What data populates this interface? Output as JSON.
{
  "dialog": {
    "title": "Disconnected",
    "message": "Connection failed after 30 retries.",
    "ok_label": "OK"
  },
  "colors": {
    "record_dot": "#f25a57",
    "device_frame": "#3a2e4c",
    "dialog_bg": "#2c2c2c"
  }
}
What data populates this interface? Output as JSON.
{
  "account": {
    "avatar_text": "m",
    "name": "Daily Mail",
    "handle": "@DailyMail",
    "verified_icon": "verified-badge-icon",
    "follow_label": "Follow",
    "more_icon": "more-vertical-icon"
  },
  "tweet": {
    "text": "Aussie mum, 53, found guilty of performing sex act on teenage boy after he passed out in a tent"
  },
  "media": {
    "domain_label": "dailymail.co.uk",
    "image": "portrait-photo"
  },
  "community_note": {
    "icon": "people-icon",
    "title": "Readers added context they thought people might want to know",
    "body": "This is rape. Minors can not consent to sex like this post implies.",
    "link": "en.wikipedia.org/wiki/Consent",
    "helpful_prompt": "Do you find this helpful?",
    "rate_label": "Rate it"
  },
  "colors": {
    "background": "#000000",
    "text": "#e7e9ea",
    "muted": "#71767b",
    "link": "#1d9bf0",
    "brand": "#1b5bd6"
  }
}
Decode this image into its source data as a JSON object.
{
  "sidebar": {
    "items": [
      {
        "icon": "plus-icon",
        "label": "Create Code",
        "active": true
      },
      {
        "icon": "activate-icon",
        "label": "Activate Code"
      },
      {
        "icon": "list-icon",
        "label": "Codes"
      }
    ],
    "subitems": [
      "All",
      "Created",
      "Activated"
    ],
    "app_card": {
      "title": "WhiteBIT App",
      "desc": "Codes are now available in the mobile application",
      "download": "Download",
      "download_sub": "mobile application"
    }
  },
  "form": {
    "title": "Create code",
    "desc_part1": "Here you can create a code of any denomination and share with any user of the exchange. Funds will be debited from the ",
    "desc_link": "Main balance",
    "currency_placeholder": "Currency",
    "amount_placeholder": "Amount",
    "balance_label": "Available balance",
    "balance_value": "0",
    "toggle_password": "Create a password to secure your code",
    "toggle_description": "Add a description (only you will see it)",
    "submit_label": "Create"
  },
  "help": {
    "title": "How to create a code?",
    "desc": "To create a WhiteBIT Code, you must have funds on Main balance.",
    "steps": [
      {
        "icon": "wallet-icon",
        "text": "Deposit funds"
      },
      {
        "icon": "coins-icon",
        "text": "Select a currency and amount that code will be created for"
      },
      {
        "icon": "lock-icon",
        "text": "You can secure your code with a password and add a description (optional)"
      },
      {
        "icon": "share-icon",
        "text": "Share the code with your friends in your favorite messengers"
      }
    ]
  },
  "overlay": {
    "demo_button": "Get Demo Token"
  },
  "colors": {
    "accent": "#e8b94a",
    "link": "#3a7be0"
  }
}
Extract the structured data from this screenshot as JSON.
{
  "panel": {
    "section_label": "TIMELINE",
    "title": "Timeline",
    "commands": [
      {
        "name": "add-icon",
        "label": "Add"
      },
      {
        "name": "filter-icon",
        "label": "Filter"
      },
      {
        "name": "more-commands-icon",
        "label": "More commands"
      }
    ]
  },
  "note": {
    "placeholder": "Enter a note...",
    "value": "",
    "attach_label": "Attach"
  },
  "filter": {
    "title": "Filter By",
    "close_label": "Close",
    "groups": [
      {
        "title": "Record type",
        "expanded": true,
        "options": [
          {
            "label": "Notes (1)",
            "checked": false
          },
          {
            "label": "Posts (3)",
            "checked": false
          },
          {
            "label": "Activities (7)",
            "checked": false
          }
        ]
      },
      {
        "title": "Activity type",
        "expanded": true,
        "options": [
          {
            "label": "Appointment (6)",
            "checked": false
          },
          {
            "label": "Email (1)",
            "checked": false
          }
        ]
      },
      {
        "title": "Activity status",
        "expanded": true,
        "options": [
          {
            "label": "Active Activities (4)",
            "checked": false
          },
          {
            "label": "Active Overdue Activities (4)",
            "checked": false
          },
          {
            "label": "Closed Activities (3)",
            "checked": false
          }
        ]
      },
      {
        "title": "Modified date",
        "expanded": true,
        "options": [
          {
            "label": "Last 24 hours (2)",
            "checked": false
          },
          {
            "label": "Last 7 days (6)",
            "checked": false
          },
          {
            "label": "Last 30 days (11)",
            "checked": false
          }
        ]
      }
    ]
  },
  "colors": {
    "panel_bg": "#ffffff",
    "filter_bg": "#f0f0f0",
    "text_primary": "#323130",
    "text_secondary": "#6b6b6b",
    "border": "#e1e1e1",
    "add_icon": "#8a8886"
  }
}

- Short problem -
Show the lines where the word "title" appears in the entries.

- The result -
    "title": "Disconnected",
    "title": "Readers added context they thought people might want to know",
      "title": "WhiteBIT App",
    "title": "Create code",
    "title": "How to create a code?",
    "title": "Timeline",
    "title": "Filter By",
        "title": "Record type",
        "title": "Activity type",
        "title": "Activity status",
        "title": "Modified date",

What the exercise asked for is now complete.